Exercise aim
Copy the lines below as they are; omit the images they contain.

Data for processing
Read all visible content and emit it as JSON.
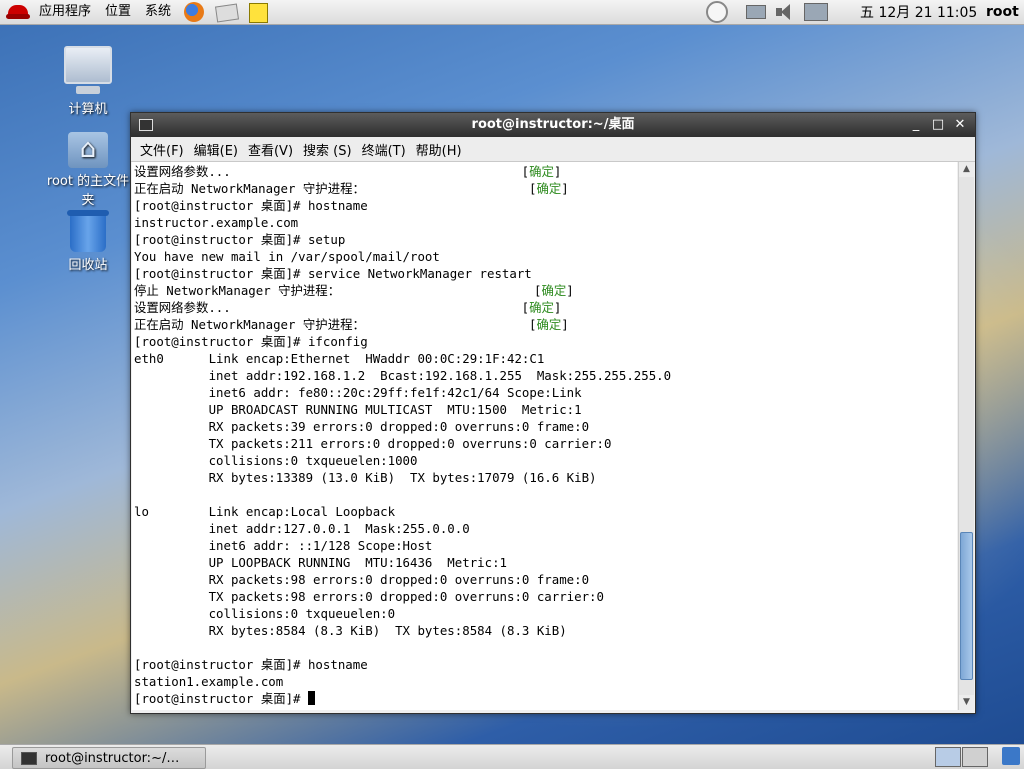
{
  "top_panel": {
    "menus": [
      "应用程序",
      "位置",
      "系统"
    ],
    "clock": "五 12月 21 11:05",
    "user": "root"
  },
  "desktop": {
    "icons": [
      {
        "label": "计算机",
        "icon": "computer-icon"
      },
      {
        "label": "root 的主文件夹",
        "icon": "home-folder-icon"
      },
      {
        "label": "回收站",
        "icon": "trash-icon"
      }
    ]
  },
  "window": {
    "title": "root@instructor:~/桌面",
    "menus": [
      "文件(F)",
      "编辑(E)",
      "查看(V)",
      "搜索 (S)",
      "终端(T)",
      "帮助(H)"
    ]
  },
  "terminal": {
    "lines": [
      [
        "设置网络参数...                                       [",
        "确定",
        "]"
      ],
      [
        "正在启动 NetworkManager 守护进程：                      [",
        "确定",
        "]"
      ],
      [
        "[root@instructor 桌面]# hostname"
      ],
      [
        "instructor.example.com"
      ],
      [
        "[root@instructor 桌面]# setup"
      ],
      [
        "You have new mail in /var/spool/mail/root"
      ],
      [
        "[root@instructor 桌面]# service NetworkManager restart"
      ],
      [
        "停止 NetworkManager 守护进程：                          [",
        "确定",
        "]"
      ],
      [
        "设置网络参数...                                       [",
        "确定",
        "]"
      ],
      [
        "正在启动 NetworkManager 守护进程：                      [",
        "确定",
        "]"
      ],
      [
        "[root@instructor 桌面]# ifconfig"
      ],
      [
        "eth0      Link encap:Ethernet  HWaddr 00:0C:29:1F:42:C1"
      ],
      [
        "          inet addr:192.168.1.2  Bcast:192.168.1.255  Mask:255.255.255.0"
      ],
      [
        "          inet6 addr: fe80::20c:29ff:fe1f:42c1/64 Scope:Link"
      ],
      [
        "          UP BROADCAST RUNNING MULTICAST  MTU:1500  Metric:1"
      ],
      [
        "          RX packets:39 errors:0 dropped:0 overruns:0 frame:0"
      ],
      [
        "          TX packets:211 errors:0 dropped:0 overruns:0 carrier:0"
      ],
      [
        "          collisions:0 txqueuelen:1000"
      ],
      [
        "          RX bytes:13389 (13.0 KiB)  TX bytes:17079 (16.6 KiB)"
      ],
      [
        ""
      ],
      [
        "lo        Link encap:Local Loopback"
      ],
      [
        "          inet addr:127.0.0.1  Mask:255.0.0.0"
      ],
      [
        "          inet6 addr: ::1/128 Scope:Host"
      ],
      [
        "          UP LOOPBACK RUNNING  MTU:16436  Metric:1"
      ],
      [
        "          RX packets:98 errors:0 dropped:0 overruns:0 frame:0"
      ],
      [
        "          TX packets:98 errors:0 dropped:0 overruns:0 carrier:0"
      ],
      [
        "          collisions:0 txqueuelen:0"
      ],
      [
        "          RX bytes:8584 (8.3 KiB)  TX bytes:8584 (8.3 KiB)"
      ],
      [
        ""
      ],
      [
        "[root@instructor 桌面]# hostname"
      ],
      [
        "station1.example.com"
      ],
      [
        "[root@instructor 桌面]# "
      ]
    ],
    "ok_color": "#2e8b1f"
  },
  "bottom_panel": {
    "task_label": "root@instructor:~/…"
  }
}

Solution to this problem
Read all visible content and emit it as JSON.
{
  "top_panel": {
    "menus": [
      "应用程序",
      "位置",
      "系统"
    ],
    "clock": "五 12月 21 11:05",
    "user": "root"
  },
  "desktop": {
    "icons": [
      {
        "label": "计算机",
        "icon": "computer-icon"
      },
      {
        "label": "root 的主文件夹",
        "icon": "home-folder-icon"
      },
      {
        "label": "回收站",
        "icon": "trash-icon"
      }
    ]
  },
  "window": {
    "title": "root@instructor:~/桌面",
    "menus": [
      "文件(F)",
      "编辑(E)",
      "查看(V)",
      "搜索 (S)",
      "终端(T)",
      "帮助(H)"
    ]
  },
  "terminal": {
    "lines": [
      [
        "设置网络参数...                                       [",
        "确定",
        "]"
      ],
      [
        "正在启动 NetworkManager 守护进程：                      [",
        "确定",
        "]"
      ],
      [
        "[root@instructor 桌面]# hostname"
      ],
      [
        "instructor.example.com"
      ],
      [
        "[root@instructor 桌面]# setup"
      ],
      [
        "You have new mail in /var/spool/mail/root"
      ],
      [
        "[root@instructor 桌面]# service NetworkManager restart"
      ],
      [
        "停止 NetworkManager 守护进程：                          [",
        "确定",
        "]"
      ],
      [
        "设置网络参数...                                       [",
        "确定",
        "]"
      ],
      [
        "正在启动 NetworkManager 守护进程：                      [",
        "确定",
        "]"
      ],
      [
        "[root@instructor 桌面]# ifconfig"
      ],
      [
        "eth0      Link encap:Ethernet  HWaddr 00:0C:29:1F:42:C1"
      ],
      [
        "          inet addr:192.168.1.2  Bcast:192.168.1.255  Mask:255.255.255.0"
      ],
      [
        "          inet6 addr: fe80::20c:29ff:fe1f:42c1/64 Scope:Link"
      ],
      [
        "          UP BROADCAST RUNNING MULTICAST  MTU:1500  Metric:1"
      ],
      [
        "          RX packets:39 errors:0 dropped:0 overruns:0 frame:0"
      ],
      [
        "          TX packets:211 errors:0 dropped:0 overruns:0 carrier:0"
      ],
      [
        "          collisions:0 txqueuelen:1000"
      ],
      [
        "          RX bytes:13389 (13.0 KiB)  TX bytes:17079 (16.6 KiB)"
      ],
      [
        ""
      ],
      [
        "lo        Link encap:Local Loopback"
      ],
      [
        "          inet addr:127.0.0.1  Mask:255.0.0.0"
      ],
      [
        "          inet6 addr: ::1/128 Scope:Host"
      ],
      [
        "          UP LOOPBACK RUNNING  MTU:16436  Metric:1"
      ],
      [
        "          RX packets:98 errors:0 dropped:0 overruns:0 frame:0"
      ],
      [
        "          TX packets:98 errors:0 dropped:0 overruns:0 carrier:0"
      ],
      [
        "          collisions:0 txqueuelen:0"
      ],
      [
        "          RX bytes:8584 (8.3 KiB)  TX bytes:8584 (8.3 KiB)"
      ],
      [
        ""
      ],
      [
        "[root@instructor 桌面]# hostname"
      ],
      [
        "station1.example.com"
      ],
      [
        "[root@instructor 桌面]# "
      ]
    ],
    "ok_color": "#2e8b1f"
  },
  "bottom_panel": {
    "task_label": "root@instructor:~/…"
  }
}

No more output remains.